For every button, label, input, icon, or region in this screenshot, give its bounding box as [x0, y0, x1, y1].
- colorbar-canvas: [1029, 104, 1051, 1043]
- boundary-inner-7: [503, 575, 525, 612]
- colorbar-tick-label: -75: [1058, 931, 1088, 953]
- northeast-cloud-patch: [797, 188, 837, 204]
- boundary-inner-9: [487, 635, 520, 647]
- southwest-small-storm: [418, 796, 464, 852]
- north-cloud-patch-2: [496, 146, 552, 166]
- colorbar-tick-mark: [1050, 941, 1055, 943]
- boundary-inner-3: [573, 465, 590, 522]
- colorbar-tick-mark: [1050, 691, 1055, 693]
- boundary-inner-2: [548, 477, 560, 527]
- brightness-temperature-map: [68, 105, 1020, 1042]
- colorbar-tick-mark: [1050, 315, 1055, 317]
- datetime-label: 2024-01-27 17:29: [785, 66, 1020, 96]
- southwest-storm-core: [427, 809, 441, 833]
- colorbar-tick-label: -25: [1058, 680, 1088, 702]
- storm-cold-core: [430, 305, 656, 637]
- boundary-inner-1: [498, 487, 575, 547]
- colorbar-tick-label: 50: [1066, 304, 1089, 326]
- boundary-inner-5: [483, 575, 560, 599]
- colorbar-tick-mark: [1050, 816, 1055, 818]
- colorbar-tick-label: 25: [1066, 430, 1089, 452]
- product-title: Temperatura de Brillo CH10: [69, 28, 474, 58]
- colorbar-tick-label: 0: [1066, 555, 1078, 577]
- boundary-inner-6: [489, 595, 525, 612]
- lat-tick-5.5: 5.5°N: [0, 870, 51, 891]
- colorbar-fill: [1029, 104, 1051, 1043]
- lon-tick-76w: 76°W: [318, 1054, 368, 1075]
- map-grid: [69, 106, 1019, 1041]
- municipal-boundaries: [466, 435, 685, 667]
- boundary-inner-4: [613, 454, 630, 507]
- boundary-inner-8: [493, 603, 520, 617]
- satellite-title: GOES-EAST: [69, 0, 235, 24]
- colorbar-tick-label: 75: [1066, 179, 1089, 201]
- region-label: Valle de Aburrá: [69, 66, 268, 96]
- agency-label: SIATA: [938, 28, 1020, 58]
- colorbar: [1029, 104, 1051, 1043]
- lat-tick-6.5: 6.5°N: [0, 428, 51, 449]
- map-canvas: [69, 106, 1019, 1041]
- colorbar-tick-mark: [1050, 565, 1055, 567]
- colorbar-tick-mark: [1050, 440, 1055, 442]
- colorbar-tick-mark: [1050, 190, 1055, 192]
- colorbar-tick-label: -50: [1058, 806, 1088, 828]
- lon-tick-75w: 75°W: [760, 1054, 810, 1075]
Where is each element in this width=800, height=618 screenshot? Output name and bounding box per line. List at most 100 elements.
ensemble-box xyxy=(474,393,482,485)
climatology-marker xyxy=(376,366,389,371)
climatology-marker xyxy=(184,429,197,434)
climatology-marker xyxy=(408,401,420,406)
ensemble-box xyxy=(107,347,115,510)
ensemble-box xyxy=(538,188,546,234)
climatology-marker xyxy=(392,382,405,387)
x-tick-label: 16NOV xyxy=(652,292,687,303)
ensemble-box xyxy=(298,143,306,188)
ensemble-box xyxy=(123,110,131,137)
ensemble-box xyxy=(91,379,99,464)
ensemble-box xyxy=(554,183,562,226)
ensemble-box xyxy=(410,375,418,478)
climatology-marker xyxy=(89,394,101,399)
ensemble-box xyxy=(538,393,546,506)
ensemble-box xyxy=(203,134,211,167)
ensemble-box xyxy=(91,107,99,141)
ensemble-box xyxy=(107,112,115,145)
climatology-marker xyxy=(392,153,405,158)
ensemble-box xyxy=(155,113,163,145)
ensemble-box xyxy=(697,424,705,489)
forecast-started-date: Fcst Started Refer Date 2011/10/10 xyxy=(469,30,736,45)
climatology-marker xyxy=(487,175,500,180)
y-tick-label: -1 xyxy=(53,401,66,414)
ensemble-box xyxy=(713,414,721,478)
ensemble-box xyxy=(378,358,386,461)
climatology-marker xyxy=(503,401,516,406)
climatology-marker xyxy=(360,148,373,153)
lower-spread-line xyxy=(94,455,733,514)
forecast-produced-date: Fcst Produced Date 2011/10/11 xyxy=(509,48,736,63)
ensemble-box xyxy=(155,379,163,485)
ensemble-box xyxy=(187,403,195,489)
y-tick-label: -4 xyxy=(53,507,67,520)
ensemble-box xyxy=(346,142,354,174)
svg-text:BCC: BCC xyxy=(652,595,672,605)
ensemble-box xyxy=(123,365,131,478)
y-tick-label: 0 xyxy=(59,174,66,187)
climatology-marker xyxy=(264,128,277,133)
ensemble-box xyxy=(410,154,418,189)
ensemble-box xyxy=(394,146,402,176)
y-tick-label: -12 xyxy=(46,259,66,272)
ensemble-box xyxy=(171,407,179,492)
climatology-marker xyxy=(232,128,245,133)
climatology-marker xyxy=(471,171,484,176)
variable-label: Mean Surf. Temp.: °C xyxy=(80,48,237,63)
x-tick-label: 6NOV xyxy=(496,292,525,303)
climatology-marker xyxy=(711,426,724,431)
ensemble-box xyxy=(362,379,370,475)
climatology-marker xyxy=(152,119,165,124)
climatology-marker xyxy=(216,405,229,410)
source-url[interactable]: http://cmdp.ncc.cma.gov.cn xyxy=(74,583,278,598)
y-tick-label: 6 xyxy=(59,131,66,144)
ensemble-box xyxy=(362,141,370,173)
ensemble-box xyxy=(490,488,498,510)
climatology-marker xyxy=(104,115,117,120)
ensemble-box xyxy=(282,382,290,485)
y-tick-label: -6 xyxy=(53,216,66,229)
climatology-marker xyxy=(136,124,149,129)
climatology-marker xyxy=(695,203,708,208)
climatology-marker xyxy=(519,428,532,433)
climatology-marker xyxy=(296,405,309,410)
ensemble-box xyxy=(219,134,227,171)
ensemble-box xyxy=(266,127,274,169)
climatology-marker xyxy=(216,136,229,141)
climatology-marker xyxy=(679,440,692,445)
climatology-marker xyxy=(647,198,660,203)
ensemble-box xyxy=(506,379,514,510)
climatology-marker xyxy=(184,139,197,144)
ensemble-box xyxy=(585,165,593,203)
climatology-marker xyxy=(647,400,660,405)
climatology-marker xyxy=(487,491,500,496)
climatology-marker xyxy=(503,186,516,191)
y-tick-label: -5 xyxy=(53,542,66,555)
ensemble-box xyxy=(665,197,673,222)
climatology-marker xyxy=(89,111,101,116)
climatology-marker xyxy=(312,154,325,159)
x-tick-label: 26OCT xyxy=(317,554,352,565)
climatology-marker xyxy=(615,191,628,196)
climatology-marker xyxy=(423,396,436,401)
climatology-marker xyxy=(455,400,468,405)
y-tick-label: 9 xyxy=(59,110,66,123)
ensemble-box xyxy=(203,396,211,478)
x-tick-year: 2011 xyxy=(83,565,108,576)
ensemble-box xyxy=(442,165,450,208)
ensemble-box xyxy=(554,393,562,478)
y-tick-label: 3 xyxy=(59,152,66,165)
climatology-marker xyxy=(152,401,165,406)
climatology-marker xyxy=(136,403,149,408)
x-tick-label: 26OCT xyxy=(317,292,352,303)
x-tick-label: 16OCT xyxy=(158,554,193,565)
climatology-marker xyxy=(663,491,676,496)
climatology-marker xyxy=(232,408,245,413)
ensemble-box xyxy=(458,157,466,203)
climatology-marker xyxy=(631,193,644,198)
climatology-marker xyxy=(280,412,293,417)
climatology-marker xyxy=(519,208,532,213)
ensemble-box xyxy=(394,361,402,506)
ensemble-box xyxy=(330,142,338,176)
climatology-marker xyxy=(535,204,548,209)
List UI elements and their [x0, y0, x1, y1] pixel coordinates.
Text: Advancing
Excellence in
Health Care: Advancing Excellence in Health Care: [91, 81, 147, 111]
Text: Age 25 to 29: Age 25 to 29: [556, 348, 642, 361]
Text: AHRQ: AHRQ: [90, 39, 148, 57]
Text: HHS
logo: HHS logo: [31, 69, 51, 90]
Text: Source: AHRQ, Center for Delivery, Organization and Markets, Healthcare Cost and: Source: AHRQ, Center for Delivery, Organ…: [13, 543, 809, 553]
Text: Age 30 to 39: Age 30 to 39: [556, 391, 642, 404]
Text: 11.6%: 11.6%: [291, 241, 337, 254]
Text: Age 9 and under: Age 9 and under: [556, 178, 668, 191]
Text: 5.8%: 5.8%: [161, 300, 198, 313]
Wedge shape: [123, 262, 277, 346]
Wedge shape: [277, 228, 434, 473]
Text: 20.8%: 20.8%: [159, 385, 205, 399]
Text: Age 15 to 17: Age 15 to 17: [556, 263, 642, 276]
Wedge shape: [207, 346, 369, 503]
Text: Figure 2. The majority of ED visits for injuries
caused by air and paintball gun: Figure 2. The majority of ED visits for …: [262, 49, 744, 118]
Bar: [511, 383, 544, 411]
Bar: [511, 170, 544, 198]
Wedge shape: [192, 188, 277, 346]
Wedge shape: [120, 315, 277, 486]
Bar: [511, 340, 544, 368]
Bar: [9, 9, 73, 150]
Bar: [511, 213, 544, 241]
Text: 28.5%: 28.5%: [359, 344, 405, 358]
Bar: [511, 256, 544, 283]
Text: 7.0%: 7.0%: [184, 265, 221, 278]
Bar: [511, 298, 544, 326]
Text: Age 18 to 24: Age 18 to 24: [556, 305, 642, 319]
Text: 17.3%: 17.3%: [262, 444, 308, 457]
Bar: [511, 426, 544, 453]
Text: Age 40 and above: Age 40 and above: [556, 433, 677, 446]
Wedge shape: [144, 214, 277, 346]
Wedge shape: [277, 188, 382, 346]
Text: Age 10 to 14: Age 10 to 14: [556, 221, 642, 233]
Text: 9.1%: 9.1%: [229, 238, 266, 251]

....................

» Aim of the exercise: Copy the data from its first line through the line containing "- northeast-cloud-patch: [797, 188, 837, 204]", both included, reproducing each line without any change.

» Task result:
For every button, label, input, icon, or region in this screenshot, give its bounding box as [x0, y0, x1, y1].
- colorbar-canvas: [1029, 104, 1051, 1043]
- boundary-inner-7: [503, 575, 525, 612]
- colorbar-tick-label: -75: [1058, 931, 1088, 953]
- northeast-cloud-patch: [797, 188, 837, 204]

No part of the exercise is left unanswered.